Stated goal
Reproduce the listing below verbatim, line by line, with no changes.

Provided entries
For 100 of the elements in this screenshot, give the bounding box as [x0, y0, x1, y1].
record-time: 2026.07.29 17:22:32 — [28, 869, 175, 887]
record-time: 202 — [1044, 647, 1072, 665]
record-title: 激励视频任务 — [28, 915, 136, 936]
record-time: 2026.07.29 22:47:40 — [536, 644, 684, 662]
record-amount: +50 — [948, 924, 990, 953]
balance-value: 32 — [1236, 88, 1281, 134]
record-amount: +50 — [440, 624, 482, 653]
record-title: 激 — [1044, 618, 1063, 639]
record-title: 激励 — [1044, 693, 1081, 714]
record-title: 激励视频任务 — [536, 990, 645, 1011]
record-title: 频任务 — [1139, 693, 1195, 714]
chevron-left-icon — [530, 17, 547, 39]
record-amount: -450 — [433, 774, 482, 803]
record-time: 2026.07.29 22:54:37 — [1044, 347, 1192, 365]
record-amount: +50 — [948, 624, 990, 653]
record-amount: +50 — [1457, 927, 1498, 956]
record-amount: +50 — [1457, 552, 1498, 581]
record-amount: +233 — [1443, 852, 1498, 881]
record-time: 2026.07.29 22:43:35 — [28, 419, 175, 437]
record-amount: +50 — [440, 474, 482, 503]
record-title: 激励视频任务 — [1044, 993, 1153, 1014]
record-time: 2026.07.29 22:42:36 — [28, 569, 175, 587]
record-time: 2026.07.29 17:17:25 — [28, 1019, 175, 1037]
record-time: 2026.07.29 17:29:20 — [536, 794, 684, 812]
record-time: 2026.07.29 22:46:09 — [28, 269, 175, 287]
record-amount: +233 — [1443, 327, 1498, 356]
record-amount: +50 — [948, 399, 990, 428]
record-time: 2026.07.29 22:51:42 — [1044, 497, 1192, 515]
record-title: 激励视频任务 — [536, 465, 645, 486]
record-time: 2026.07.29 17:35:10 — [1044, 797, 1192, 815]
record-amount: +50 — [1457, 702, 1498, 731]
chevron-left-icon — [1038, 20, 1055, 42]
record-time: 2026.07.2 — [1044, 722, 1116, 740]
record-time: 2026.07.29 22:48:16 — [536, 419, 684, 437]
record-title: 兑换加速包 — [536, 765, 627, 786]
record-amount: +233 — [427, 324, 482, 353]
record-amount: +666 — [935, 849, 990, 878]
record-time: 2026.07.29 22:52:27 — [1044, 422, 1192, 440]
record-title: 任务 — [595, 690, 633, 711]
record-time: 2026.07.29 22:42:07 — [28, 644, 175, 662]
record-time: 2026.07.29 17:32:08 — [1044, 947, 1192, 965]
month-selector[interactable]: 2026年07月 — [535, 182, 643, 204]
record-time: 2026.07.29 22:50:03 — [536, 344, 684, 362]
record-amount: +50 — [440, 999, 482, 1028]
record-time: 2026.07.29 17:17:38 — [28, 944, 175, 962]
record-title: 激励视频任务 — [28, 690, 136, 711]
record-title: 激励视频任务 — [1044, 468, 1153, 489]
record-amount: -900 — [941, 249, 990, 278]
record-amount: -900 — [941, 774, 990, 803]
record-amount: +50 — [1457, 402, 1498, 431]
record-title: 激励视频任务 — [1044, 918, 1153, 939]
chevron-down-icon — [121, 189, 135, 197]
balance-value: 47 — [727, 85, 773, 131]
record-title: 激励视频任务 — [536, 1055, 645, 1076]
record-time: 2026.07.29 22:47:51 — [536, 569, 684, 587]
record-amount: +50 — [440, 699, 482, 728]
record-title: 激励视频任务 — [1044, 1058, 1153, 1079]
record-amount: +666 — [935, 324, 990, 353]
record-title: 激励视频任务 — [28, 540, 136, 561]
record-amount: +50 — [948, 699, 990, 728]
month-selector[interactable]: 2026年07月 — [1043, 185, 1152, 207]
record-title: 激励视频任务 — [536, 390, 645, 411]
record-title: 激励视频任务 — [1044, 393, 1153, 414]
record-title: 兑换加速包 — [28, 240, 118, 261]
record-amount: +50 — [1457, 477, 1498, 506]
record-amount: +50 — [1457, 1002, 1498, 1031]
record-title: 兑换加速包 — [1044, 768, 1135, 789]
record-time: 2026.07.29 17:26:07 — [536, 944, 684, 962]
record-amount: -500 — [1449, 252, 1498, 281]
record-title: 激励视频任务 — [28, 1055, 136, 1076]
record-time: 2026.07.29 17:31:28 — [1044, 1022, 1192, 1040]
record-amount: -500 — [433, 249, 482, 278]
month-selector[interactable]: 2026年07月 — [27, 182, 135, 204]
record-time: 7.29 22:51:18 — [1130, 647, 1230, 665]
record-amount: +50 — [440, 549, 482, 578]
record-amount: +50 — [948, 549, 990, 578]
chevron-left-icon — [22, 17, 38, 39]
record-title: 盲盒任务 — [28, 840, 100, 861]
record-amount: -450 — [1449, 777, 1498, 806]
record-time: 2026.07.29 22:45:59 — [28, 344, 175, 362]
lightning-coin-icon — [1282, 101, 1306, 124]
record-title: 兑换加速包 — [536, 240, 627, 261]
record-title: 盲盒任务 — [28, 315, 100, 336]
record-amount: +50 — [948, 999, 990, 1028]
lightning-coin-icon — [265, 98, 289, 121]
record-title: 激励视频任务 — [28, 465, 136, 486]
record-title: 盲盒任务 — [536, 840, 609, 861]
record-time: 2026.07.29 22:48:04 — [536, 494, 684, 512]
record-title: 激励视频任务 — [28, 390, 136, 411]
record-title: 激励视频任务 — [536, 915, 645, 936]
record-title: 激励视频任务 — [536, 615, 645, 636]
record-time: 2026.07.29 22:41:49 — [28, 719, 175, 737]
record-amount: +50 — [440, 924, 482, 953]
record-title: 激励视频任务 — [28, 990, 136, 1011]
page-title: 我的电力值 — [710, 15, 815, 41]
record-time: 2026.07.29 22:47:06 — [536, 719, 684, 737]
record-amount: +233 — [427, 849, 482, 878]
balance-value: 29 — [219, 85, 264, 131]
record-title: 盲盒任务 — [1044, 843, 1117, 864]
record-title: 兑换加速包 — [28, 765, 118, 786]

Correct output
For 100 of the elements in this screenshot, give the bounding box as [x0, y0, x1, y1].
record-time: 2026.07.29 17:22:32 — [28, 869, 175, 887]
record-time: 202 — [1044, 647, 1072, 665]
record-title: 激励视频任务 — [28, 915, 136, 936]
record-time: 2026.07.29 22:47:40 — [536, 644, 684, 662]
record-amount: +50 — [948, 924, 990, 953]
balance-value: 32 — [1236, 88, 1281, 134]
record-amount: +50 — [440, 624, 482, 653]
record-title: 激 — [1044, 618, 1063, 639]
record-title: 激励 — [1044, 693, 1081, 714]
record-title: 激励视频任务 — [536, 990, 645, 1011]
record-title: 频任务 — [1139, 693, 1195, 714]
chevron-left-icon — [530, 17, 547, 39]
record-amount: -450 — [433, 774, 482, 803]
record-time: 2026.07.29 22:54:37 — [1044, 347, 1192, 365]
record-amount: +50 — [948, 624, 990, 653]
record-amount: +50 — [1457, 927, 1498, 956]
record-amount: +50 — [1457, 552, 1498, 581]
record-amount: +233 — [1443, 852, 1498, 881]
record-time: 2026.07.29 22:43:35 — [28, 419, 175, 437]
record-amount: +50 — [440, 474, 482, 503]
record-title: 激励视频任务 — [1044, 993, 1153, 1014]
record-time: 2026.07.29 22:42:36 — [28, 569, 175, 587]
record-time: 2026.07.29 17:17:25 — [28, 1019, 175, 1037]
record-time: 2026.07.29 17:29:20 — [536, 794, 684, 812]
record-time: 2026.07.29 22:46:09 — [28, 269, 175, 287]
record-amount: +233 — [1443, 327, 1498, 356]
record-amount: +50 — [948, 399, 990, 428]
record-time: 2026.07.29 22:51:42 — [1044, 497, 1192, 515]
record-title: 激励视频任务 — [536, 465, 645, 486]
record-time: 2026.07.29 17:35:10 — [1044, 797, 1192, 815]
record-amount: +50 — [1457, 702, 1498, 731]
chevron-left-icon — [1038, 20, 1055, 42]
record-time: 2026.07.2 — [1044, 722, 1116, 740]
record-time: 2026.07.29 22:48:16 — [536, 419, 684, 437]
record-title: 兑换加速包 — [536, 765, 627, 786]
record-amount: +233 — [427, 324, 482, 353]
record-amount: +666 — [935, 849, 990, 878]
record-time: 2026.07.29 22:52:27 — [1044, 422, 1192, 440]
record-title: 任务 — [595, 690, 633, 711]
record-time: 2026.07.29 22:42:07 — [28, 644, 175, 662]
record-time: 2026.07.29 17:32:08 — [1044, 947, 1192, 965]
month-selector[interactable]: 2026年07月 — [535, 182, 643, 204]
record-time: 2026.07.29 22:50:03 — [536, 344, 684, 362]
record-amount: +50 — [440, 999, 482, 1028]
record-time: 2026.07.29 17:17:38 — [28, 944, 175, 962]
record-title: 激励视频任务 — [28, 690, 136, 711]
record-title: 激励视频任务 — [1044, 468, 1153, 489]
record-amount: -900 — [941, 249, 990, 278]
record-amount: -900 — [941, 774, 990, 803]
record-amount: +50 — [1457, 402, 1498, 431]
record-title: 激励视频任务 — [1044, 918, 1153, 939]
chevron-down-icon — [121, 189, 135, 197]
balance-value: 47 — [727, 85, 773, 131]
record-title: 激励视频任务 — [536, 1055, 645, 1076]
record-time: 2026.07.29 22:47:51 — [536, 569, 684, 587]
record-amount: +50 — [440, 699, 482, 728]
record-title: 激励视频任务 — [1044, 1058, 1153, 1079]
record-amount: +666 — [935, 324, 990, 353]
record-title: 激励视频任务 — [28, 540, 136, 561]
record-amount: +50 — [948, 699, 990, 728]
month-selector[interactable]: 2026年07月 — [1043, 185, 1152, 207]
record-title: 激励视频任务 — [536, 390, 645, 411]
record-title: 激励视频任务 — [1044, 393, 1153, 414]
record-title: 兑换加速包 — [28, 240, 118, 261]
record-amount: +50 — [1457, 477, 1498, 506]
record-amount: +50 — [1457, 1002, 1498, 1031]
record-title: 兑换加速包 — [1044, 768, 1135, 789]
record-time: 2026.07.29 17:26:07 — [536, 944, 684, 962]
record-amount: -500 — [1449, 252, 1498, 281]
record-title: 激励视频任务 — [28, 1055, 136, 1076]
record-time: 2026.07.29 17:31:28 — [1044, 1022, 1192, 1040]
record-amount: -500 — [433, 249, 482, 278]
month-selector[interactable]: 2026年07月 — [27, 182, 135, 204]
record-time: 7.29 22:51:18 — [1130, 647, 1230, 665]
record-amount: +50 — [440, 549, 482, 578]
record-amount: +50 — [948, 549, 990, 578]
chevron-left-icon — [22, 17, 38, 39]
record-title: 盲盒任务 — [28, 840, 100, 861]
record-amount: -450 — [1449, 777, 1498, 806]
record-time: 2026.07.29 22:45:59 — [28, 344, 175, 362]
lightning-coin-icon — [1282, 101, 1306, 124]
record-title: 兑换加速包 — [536, 240, 627, 261]
record-title: 盲盒任务 — [28, 315, 100, 336]
record-amount: +50 — [948, 999, 990, 1028]
lightning-coin-icon — [265, 98, 289, 121]
record-title: 激励视频任务 — [28, 465, 136, 486]
record-title: 盲盒任务 — [536, 840, 609, 861]
record-time: 2026.07.29 22:48:04 — [536, 494, 684, 512]
record-title: 激励视频任务 — [28, 390, 136, 411]
record-title: 激励视频任务 — [536, 915, 645, 936]
record-title: 激励视频任务 — [536, 615, 645, 636]
record-time: 2026.07.29 22:41:49 — [28, 719, 175, 737]
record-amount: +50 — [440, 924, 482, 953]
record-title: 激励视频任务 — [28, 990, 136, 1011]
page-title: 我的电力值 — [710, 15, 815, 41]
record-time: 2026.07.29 22:47:06 — [536, 719, 684, 737]
record-amount: +233 — [427, 849, 482, 878]
balance-value: 29 — [219, 85, 264, 131]
record-title: 盲盒任务 — [1044, 843, 1117, 864]
record-title: 兑换加速包 — [28, 765, 118, 786]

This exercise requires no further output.